Exercise details: Below are records to be repeated exactly. Leave their pictures behind.

*** Excerpted records ***

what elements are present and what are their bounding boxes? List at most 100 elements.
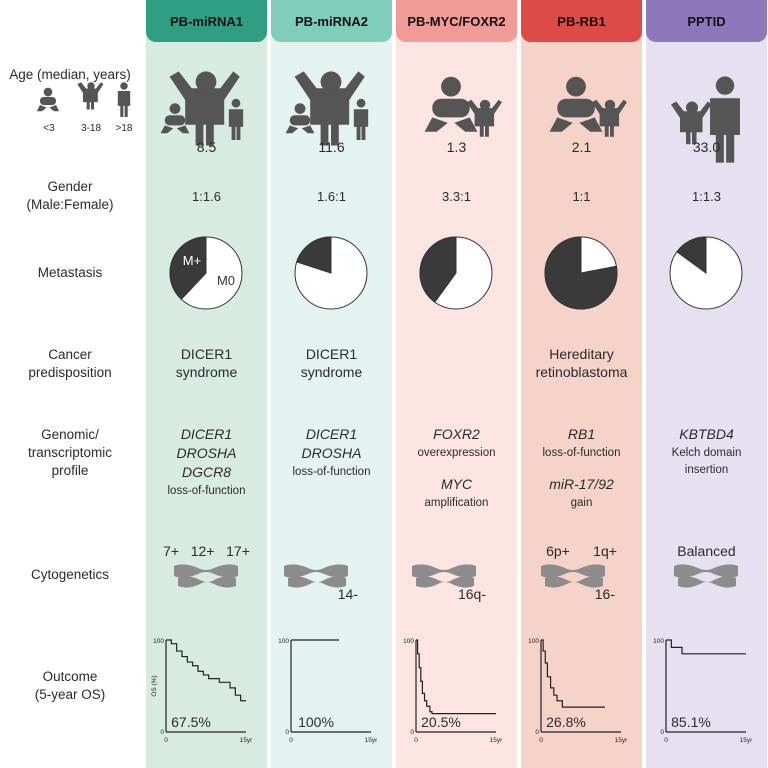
km-y-tick-0: 0 bbox=[535, 729, 539, 736]
genomic-line: gain bbox=[570, 497, 593, 509]
age-icons bbox=[549, 76, 627, 137]
column-header: PB-RB1 bbox=[521, 0, 642, 42]
km-curve-panel: 100 00 15yr bbox=[653, 638, 753, 744]
column-header: PB-miRNA1 bbox=[146, 0, 267, 42]
column-header: PPTID bbox=[646, 0, 767, 42]
pie-slice-m-plus bbox=[296, 236, 332, 274]
km-x-tick-0: 0 bbox=[289, 737, 293, 744]
km-x-tick-15: 15yr bbox=[490, 737, 503, 744]
row-label-predisposition-1: Cancer bbox=[48, 347, 92, 362]
age-value: 1.3 bbox=[446, 139, 467, 155]
metastasis-pie bbox=[669, 236, 743, 310]
row-label-genomic-1: Genomic/ bbox=[41, 427, 99, 442]
km-survival-line bbox=[541, 639, 605, 708]
km-survival-line bbox=[666, 639, 746, 655]
genomic-line: FOXR2 bbox=[433, 426, 480, 442]
km-y-tick-0: 0 bbox=[410, 729, 414, 736]
km-curve-panel: 100 00 15yr OS (%) bbox=[151, 638, 253, 744]
km-curve-panel: 100 00 15yr bbox=[403, 638, 503, 744]
gender-ratio: 1:1.6 bbox=[192, 189, 221, 204]
age-value: 2.1 bbox=[571, 139, 592, 155]
genomic-line: DICER1 bbox=[305, 426, 358, 442]
gender-ratio: 1:1.3 bbox=[692, 189, 721, 204]
age-group-label-under3: <3 bbox=[43, 123, 55, 134]
column-pptid: PPTID 33.0 1:1.3 KBTBD4 Kelch domain insertio… bbox=[646, 0, 767, 768]
main-adult-icon bbox=[710, 76, 740, 163]
age-value: 8.5 bbox=[196, 139, 217, 155]
gender-ratio: 1:1 bbox=[572, 189, 591, 204]
km-x-tick-0: 0 bbox=[164, 737, 168, 744]
row-label-gender-2: (Male:Female) bbox=[26, 197, 114, 212]
km-x-tick-0: 0 bbox=[664, 737, 668, 744]
km-x-tick-15: 15yr bbox=[240, 737, 253, 744]
metastasis-pie bbox=[294, 236, 368, 310]
row-label-outcome-2: (5-year OS) bbox=[34, 687, 106, 702]
small-child-icon bbox=[466, 99, 502, 137]
genomic-line: insertion bbox=[684, 464, 729, 476]
pie-label-m-plus: M+ bbox=[183, 253, 201, 268]
metastasis-pie bbox=[544, 236, 618, 310]
metastasis-pie: M+ M0 bbox=[169, 236, 243, 310]
km-x-tick-15: 15yr bbox=[365, 737, 378, 744]
cytogenetics-gain: Balanced bbox=[677, 543, 736, 559]
km-y-label: OS (%) bbox=[151, 675, 158, 696]
small-infant-icon bbox=[160, 103, 190, 134]
genomic-line: overexpression bbox=[417, 447, 496, 459]
genomic-line: DROSHA bbox=[301, 445, 362, 461]
chromosome-icon bbox=[541, 564, 605, 588]
km-x-tick-0: 0 bbox=[414, 737, 418, 744]
main-child-icon bbox=[169, 71, 240, 146]
genomic-line: MYC bbox=[440, 476, 473, 492]
pie-slice-m-plus bbox=[419, 236, 457, 303]
pie-slice-m-plus bbox=[169, 236, 207, 300]
column-pb-rb1: PB-RB1 2.1 1:1 Hereditary retinoblastoma RB1 l… bbox=[521, 0, 642, 768]
column-header: PB-miRNA2 bbox=[271, 0, 392, 42]
km-y-tick-100: 100 bbox=[278, 638, 289, 645]
age-group-label-3-18: 3-18 bbox=[80, 123, 101, 134]
genomic-line: DICER1 bbox=[180, 426, 233, 442]
predisposition-line: DICER1 bbox=[305, 346, 358, 362]
cytogenetics-gain: 6p+ 1q+ bbox=[546, 543, 617, 559]
predisposition-line: syndrome bbox=[175, 364, 238, 380]
os-value: 67.5% bbox=[171, 714, 211, 730]
adult-icon bbox=[117, 82, 131, 117]
genomic-line: amplification bbox=[424, 497, 489, 509]
age-value: 11.6 bbox=[318, 139, 345, 155]
row-label-metastasis: Metastasis bbox=[37, 265, 103, 280]
genomic-line: DROSHA bbox=[176, 445, 237, 461]
age-group-label-over18: >18 bbox=[115, 123, 133, 134]
row-label-outcome-1: Outcome bbox=[42, 669, 98, 684]
km-y-tick-100: 100 bbox=[153, 638, 164, 645]
km-survival-line bbox=[416, 639, 496, 715]
predisposition-line: Hereditary bbox=[549, 346, 614, 362]
infant-icon bbox=[36, 87, 60, 112]
km-x-tick-0: 0 bbox=[539, 737, 543, 744]
small-adult-icon bbox=[353, 98, 369, 141]
genomic-line: RB1 bbox=[567, 426, 596, 442]
os-value: 26.8% bbox=[546, 714, 586, 730]
small-infant-icon bbox=[285, 103, 315, 134]
genomic-line: DGCR8 bbox=[181, 464, 231, 480]
age-icons bbox=[285, 71, 369, 146]
genomic-line: loss-of-function bbox=[542, 447, 621, 459]
small-adult-icon bbox=[228, 98, 244, 141]
genomic-line: KBTBD4 bbox=[679, 426, 734, 442]
km-y-tick-0: 0 bbox=[160, 729, 164, 736]
gender-ratio: 3.3:1 bbox=[442, 189, 471, 204]
pie-slice-m-plus bbox=[544, 236, 618, 310]
main-infant-icon bbox=[424, 76, 478, 132]
predisposition-line: syndrome bbox=[300, 364, 363, 380]
age-icons bbox=[671, 76, 740, 163]
age-value: 33.0 bbox=[692, 139, 721, 155]
row-label-predisposition-2: predisposition bbox=[28, 365, 112, 380]
column-pb-myc-foxr2: PB-MYC/FOXR2 1.3 3.3:1 FOXR2 overexpression M… bbox=[396, 0, 517, 768]
age-legend-icons bbox=[36, 82, 131, 117]
cytogenetics-loss: 16q- bbox=[457, 586, 486, 602]
pie-slice-m-plus bbox=[676, 236, 707, 274]
predisposition-line: DICER1 bbox=[180, 346, 233, 362]
child-icon bbox=[77, 82, 104, 110]
predisposition-line: retinoblastoma bbox=[535, 364, 628, 380]
cytogenetics-gain: 7+ 12+ 17+ bbox=[163, 543, 250, 559]
chromosome-icon bbox=[412, 564, 476, 588]
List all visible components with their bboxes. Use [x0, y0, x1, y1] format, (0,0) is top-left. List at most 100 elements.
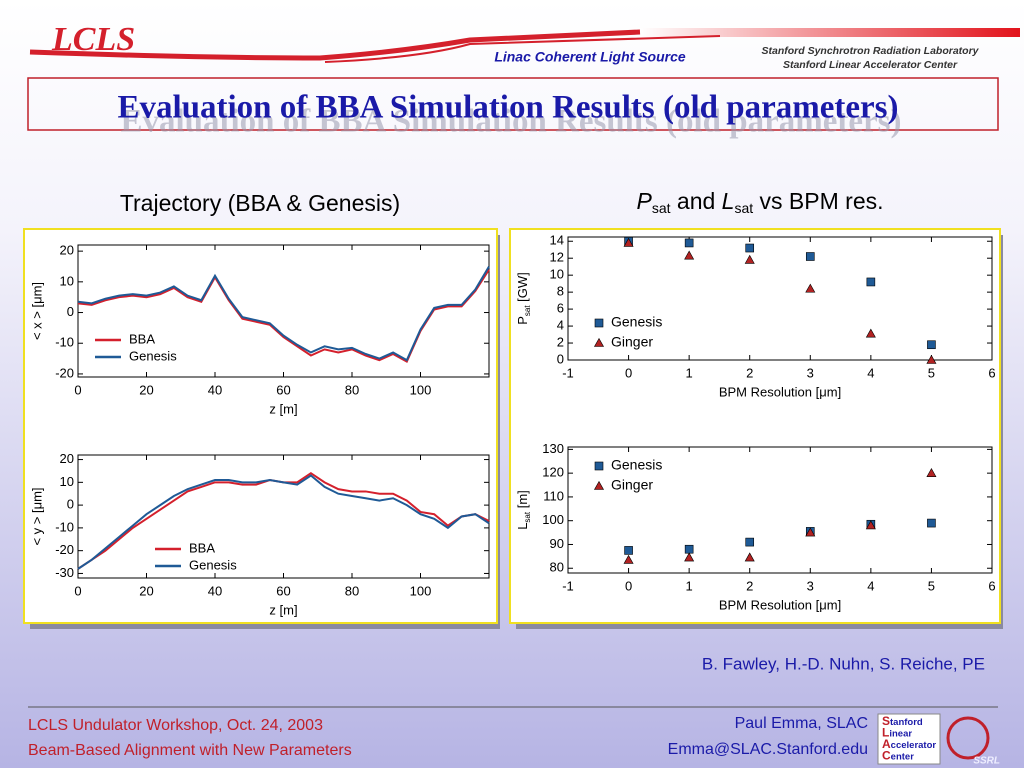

*** End of Excerpted records ***

Exercise solution:
what elements are present and what are their bounding boxes? List at most 100 elements.
km-y-tick-0: 0 bbox=[535, 729, 539, 736]
genomic-line: gain bbox=[570, 497, 593, 509]
age-icons bbox=[549, 76, 627, 137]
column-header: PB-RB1 bbox=[521, 0, 642, 42]
km-curve-panel: 100 00 15yr bbox=[653, 638, 753, 744]
column-header: PB-miRNA1 bbox=[146, 0, 267, 42]
column-header: PPTID bbox=[646, 0, 767, 42]
pie-slice-m-plus bbox=[296, 236, 332, 274]
km-x-tick-0: 0 bbox=[289, 737, 293, 744]
km-x-tick-15: 15yr bbox=[490, 737, 503, 744]
row-label-predisposition-1: Cancer bbox=[48, 347, 92, 362]
age-value: 1.3 bbox=[446, 139, 467, 155]
metastasis-pie bbox=[669, 236, 743, 310]
row-label-genomic-1: Genomic/ bbox=[41, 427, 99, 442]
km-survival-line bbox=[541, 639, 605, 708]
km-survival-line bbox=[666, 639, 746, 655]
genomic-line: FOXR2 bbox=[433, 426, 480, 442]
km-y-tick-0: 0 bbox=[410, 729, 414, 736]
km-curve-panel: 100 00 15yr OS (%) bbox=[151, 638, 253, 744]
km-curve-panel: 100 00 15yr bbox=[403, 638, 503, 744]
gender-ratio: 1:1.6 bbox=[192, 189, 221, 204]
age-value: 2.1 bbox=[571, 139, 592, 155]
genomic-line: DICER1 bbox=[305, 426, 358, 442]
gender-ratio: 1:1.3 bbox=[692, 189, 721, 204]
age-group-label-under3: <3 bbox=[43, 123, 55, 134]
column-pptid: PPTID 33.0 1:1.3 KBTBD4 Kelch domain insertio… bbox=[646, 0, 767, 768]
main-adult-icon bbox=[710, 76, 740, 163]
age-value: 8.5 bbox=[196, 139, 217, 155]
gender-ratio: 1:1 bbox=[572, 189, 591, 204]
km-x-tick-0: 0 bbox=[164, 737, 168, 744]
row-label-gender-2: (Male:Female) bbox=[26, 197, 114, 212]
km-x-tick-0: 0 bbox=[664, 737, 668, 744]
km-x-tick-15: 15yr bbox=[240, 737, 253, 744]
metastasis-pie bbox=[294, 236, 368, 310]
row-label-outcome-2: (5-year OS) bbox=[34, 687, 106, 702]
small-child-icon bbox=[466, 99, 502, 137]
genomic-line: insertion bbox=[684, 464, 729, 476]
pie-label-m-plus: M+ bbox=[183, 253, 201, 268]
metastasis-pie bbox=[544, 236, 618, 310]
metastasis-pie: M+ M0 bbox=[169, 236, 243, 310]
km-x-tick-15: 15yr bbox=[365, 737, 378, 744]
cytogenetics-gain: Balanced bbox=[677, 543, 736, 559]
km-y-label: OS (%) bbox=[151, 675, 158, 696]
small-infant-icon bbox=[160, 103, 190, 134]
genomic-line: overexpression bbox=[417, 447, 496, 459]
genomic-line: DROSHA bbox=[301, 445, 362, 461]
chromosome-icon bbox=[541, 564, 605, 588]
km-x-tick-0: 0 bbox=[414, 737, 418, 744]
main-child-icon bbox=[169, 71, 240, 146]
genomic-line: MYC bbox=[440, 476, 473, 492]
pie-slice-m-plus bbox=[419, 236, 457, 303]
pie-slice-m-plus bbox=[169, 236, 207, 300]
column-pb-rb1: PB-RB1 2.1 1:1 Hereditary retinoblastoma RB1 l… bbox=[521, 0, 642, 768]
column-header: PB-miRNA2 bbox=[271, 0, 392, 42]
km-y-tick-100: 100 bbox=[278, 638, 289, 645]
age-group-label-3-18: 3-18 bbox=[80, 123, 101, 134]
genomic-line: DICER1 bbox=[180, 426, 233, 442]
predisposition-line: DICER1 bbox=[305, 346, 358, 362]
cytogenetics-gain: 6p+ 1q+ bbox=[546, 543, 617, 559]
predisposition-line: syndrome bbox=[175, 364, 238, 380]
os-value: 67.5% bbox=[171, 714, 211, 730]
adult-icon bbox=[117, 82, 131, 117]
genomic-line: amplification bbox=[424, 497, 489, 509]
age-value: 11.6 bbox=[318, 139, 345, 155]
row-label-metastasis: Metastasis bbox=[37, 265, 103, 280]
genomic-line: DROSHA bbox=[176, 445, 237, 461]
age-group-label-over18: >18 bbox=[115, 123, 133, 134]
row-label-outcome-1: Outcome bbox=[42, 669, 98, 684]
km-y-tick-100: 100 bbox=[153, 638, 164, 645]
km-survival-line bbox=[416, 639, 496, 715]
predisposition-line: Hereditary bbox=[549, 346, 614, 362]
infant-icon bbox=[36, 87, 60, 112]
km-x-tick-0: 0 bbox=[539, 737, 543, 744]
small-adult-icon bbox=[353, 98, 369, 141]
genomic-line: RB1 bbox=[567, 426, 596, 442]
os-value: 26.8% bbox=[546, 714, 586, 730]
small-infant-icon bbox=[285, 103, 315, 134]
genomic-line: DGCR8 bbox=[181, 464, 231, 480]
age-icons bbox=[285, 71, 369, 146]
genomic-line: loss-of-function bbox=[542, 447, 621, 459]
small-adult-icon bbox=[228, 98, 244, 141]
genomic-line: KBTBD4 bbox=[679, 426, 734, 442]
km-y-tick-0: 0 bbox=[160, 729, 164, 736]
gender-ratio: 3.3:1 bbox=[442, 189, 471, 204]
pie-slice-m-plus bbox=[544, 236, 618, 310]
main-infant-icon bbox=[424, 76, 478, 132]
predisposition-line: syndrome bbox=[300, 364, 363, 380]
age-icons bbox=[671, 76, 740, 163]
age-value: 33.0 bbox=[692, 139, 721, 155]
row-label-predisposition-2: predisposition bbox=[28, 365, 112, 380]
column-pb-myc-foxr2: PB-MYC/FOXR2 1.3 3.3:1 FOXR2 overexpression M… bbox=[396, 0, 517, 768]
age-legend-icons bbox=[36, 82, 131, 117]
cytogenetics-loss: 16q- bbox=[457, 586, 486, 602]
pie-slice-m-plus bbox=[676, 236, 707, 274]
predisposition-line: DICER1 bbox=[180, 346, 233, 362]
child-icon bbox=[77, 82, 104, 110]
predisposition-line: retinoblastoma bbox=[535, 364, 628, 380]
cytogenetics-gain: 7+ 12+ 17+ bbox=[163, 543, 250, 559]
chromosome-icon bbox=[412, 564, 476, 588]
List all visible components with their bboxes. Use [x0, y0, x1, y1] format, (0,0) is top-left. List at most 100 elements.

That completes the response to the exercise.